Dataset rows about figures
----
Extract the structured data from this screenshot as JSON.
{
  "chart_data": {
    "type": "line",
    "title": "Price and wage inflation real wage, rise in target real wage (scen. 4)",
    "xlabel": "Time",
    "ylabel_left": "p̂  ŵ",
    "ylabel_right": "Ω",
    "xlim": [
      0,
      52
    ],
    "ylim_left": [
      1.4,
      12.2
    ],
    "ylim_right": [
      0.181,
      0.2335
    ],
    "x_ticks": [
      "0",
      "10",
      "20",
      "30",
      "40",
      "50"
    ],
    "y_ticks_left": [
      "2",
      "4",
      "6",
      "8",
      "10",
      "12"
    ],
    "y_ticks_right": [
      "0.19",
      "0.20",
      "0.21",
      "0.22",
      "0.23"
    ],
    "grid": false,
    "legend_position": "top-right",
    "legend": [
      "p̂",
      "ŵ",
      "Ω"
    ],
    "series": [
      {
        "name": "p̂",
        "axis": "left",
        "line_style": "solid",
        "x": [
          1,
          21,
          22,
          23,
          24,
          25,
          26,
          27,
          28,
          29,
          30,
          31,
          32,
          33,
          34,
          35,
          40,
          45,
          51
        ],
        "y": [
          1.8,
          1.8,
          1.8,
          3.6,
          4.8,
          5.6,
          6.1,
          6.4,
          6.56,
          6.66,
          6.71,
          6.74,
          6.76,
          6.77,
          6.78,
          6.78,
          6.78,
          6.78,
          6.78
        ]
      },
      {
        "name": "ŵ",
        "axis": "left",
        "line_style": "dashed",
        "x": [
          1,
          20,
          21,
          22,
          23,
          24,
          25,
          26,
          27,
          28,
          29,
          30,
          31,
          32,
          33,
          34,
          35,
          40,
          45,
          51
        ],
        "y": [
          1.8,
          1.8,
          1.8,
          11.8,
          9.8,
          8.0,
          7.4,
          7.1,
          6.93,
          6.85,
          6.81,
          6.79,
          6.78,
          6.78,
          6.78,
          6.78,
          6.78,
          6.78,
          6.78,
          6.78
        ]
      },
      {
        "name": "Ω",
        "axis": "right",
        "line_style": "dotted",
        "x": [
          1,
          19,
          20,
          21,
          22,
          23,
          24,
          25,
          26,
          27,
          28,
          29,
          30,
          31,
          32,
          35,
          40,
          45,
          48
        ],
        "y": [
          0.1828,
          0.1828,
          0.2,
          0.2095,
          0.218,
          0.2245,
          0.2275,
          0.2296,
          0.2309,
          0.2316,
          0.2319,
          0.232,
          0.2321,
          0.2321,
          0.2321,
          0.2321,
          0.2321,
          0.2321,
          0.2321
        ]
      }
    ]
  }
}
----
• [EXERCISE AIM]:
Reproduce each entry from the records above, character for character.

• [RESULT OF THIS TASK]:
Extract the structured data from this screenshot as JSON.
{
  "chart_data": {
    "type": "line",
    "title": "Price and wage inflation real wage, rise in target real wage (scen. 4)",
    "xlabel": "Time",
    "ylabel_left": "p̂  ŵ",
    "ylabel_right": "Ω",
    "xlim": [
      0,
      52
    ],
    "ylim_left": [
      1.4,
      12.2
    ],
    "ylim_right": [
      0.181,
      0.2335
    ],
    "x_ticks": [
      "0",
      "10",
      "20",
      "30",
      "40",
      "50"
    ],
    "y_ticks_left": [
      "2",
      "4",
      "6",
      "8",
      "10",
      "12"
    ],
    "y_ticks_right": [
      "0.19",
      "0.20",
      "0.21",
      "0.22",
      "0.23"
    ],
    "grid": false,
    "legend_position": "top-right",
    "legend": [
      "p̂",
      "ŵ",
      "Ω"
    ],
    "series": [
      {
        "name": "p̂",
        "axis": "left",
        "line_style": "solid",
        "x": [
          1,
          21,
          22,
          23,
          24,
          25,
          26,
          27,
          28,
          29,
          30,
          31,
          32,
          33,
          34,
          35,
          40,
          45,
          51
        ],
        "y": [
          1.8,
          1.8,
          1.8,
          3.6,
          4.8,
          5.6,
          6.1,
          6.4,
          6.56,
          6.66,
          6.71,
          6.74,
          6.76,
          6.77,
          6.78,
          6.78,
          6.78,
          6.78,
          6.78
        ]
      },
      {
        "name": "ŵ",
        "axis": "left",
        "line_style": "dashed",
        "x": [
          1,
          20,
          21,
          22,
          23,
          24,
          25,
          26,
          27,
          28,
          29,
          30,
          31,
          32,
          33,
          34,
          35,
          40,
          45,
          51
        ],
        "y": [
          1.8,
          1.8,
          1.8,
          11.8,
          9.8,
          8.0,
          7.4,
          7.1,
          6.93,
          6.85,
          6.81,
          6.79,
          6.78,
          6.78,
          6.78,
          6.78,
          6.78,
          6.78,
          6.78,
          6.78
        ]
      },
      {
        "name": "Ω",
        "axis": "right",
        "line_style": "dotted",
        "x": [
          1,
          19,
          20,
          21,
          22,
          23,
          24,
          25,
          26,
          27,
          28,
          29,
          30,
          31,
          32,
          35,
          40,
          45,
          48
        ],
        "y": [
          0.1828,
          0.1828,
          0.2,
          0.2095,
          0.218,
          0.2245,
          0.2275,
          0.2296,
          0.2309,
          0.2316,
          0.2319,
          0.232,
          0.2321,
          0.2321,
          0.2321,
          0.2321,
          0.2321,
          0.2321,
          0.2321
        ]
      }
    ]
  }
}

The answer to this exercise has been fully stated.